>> start DATASET

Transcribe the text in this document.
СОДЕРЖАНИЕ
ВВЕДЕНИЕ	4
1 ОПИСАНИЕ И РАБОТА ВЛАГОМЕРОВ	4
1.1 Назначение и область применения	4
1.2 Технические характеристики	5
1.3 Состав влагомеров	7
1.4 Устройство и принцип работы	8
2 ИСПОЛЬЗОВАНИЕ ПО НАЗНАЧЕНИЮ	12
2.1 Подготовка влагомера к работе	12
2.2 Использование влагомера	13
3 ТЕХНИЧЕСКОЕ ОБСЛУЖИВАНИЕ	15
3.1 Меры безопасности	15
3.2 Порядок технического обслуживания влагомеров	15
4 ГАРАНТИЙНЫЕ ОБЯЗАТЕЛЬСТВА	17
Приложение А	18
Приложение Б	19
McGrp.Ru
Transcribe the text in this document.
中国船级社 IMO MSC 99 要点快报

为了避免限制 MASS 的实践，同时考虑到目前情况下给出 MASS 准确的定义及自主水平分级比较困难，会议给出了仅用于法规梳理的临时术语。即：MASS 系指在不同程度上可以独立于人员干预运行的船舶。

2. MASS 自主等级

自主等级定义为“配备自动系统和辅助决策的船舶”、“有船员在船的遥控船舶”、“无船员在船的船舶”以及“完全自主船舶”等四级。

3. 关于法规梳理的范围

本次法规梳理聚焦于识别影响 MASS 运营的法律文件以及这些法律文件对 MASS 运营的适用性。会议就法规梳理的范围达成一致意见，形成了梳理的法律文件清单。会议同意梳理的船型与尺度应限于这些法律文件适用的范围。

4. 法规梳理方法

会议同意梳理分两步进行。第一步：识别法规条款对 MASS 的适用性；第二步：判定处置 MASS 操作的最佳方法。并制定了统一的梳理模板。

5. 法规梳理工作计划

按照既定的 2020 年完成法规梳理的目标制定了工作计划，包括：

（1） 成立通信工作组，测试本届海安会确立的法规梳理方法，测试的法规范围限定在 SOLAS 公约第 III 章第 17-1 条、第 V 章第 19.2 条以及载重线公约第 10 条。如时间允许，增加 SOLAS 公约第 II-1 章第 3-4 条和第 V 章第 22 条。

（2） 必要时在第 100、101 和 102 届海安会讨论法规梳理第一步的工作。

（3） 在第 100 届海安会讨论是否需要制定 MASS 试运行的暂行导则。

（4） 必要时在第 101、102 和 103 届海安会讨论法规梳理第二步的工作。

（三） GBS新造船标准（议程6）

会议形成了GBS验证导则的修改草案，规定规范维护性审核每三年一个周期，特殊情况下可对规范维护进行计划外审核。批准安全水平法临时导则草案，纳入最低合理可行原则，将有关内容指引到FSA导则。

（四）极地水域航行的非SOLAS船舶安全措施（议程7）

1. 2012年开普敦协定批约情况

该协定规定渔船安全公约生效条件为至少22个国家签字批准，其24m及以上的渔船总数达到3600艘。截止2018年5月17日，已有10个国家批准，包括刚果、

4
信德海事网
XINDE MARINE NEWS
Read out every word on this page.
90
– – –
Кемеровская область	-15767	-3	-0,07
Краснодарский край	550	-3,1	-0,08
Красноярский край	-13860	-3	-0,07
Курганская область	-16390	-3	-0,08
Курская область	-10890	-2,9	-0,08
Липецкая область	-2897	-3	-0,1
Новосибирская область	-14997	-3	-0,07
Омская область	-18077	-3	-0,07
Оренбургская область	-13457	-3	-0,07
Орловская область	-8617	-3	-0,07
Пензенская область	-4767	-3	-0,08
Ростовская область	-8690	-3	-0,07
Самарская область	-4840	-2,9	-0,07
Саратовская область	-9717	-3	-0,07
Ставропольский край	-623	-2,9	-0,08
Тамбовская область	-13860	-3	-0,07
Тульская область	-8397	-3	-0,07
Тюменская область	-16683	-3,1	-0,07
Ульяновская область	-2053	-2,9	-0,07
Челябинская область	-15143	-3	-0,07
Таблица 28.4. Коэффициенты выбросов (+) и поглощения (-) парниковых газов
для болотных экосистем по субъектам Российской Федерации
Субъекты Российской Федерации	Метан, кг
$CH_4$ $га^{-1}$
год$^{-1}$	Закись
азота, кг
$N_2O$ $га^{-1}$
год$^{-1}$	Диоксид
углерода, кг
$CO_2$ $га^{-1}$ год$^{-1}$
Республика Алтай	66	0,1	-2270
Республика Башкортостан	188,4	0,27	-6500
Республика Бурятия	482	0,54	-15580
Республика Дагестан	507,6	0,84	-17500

>> end DATASET

> _WHAT YOU NEED TO DO_:
Write out every line of the preceding listing that contains "Республика".

> _CORRECT RESULT_:
Республика Алтай	66	0,1	-2270
Республика Башкортостан	188,4	0,27	-6500
Республика Бурятия	482	0,54	-15580
Республика Дагестан	507,6	0,84	-17500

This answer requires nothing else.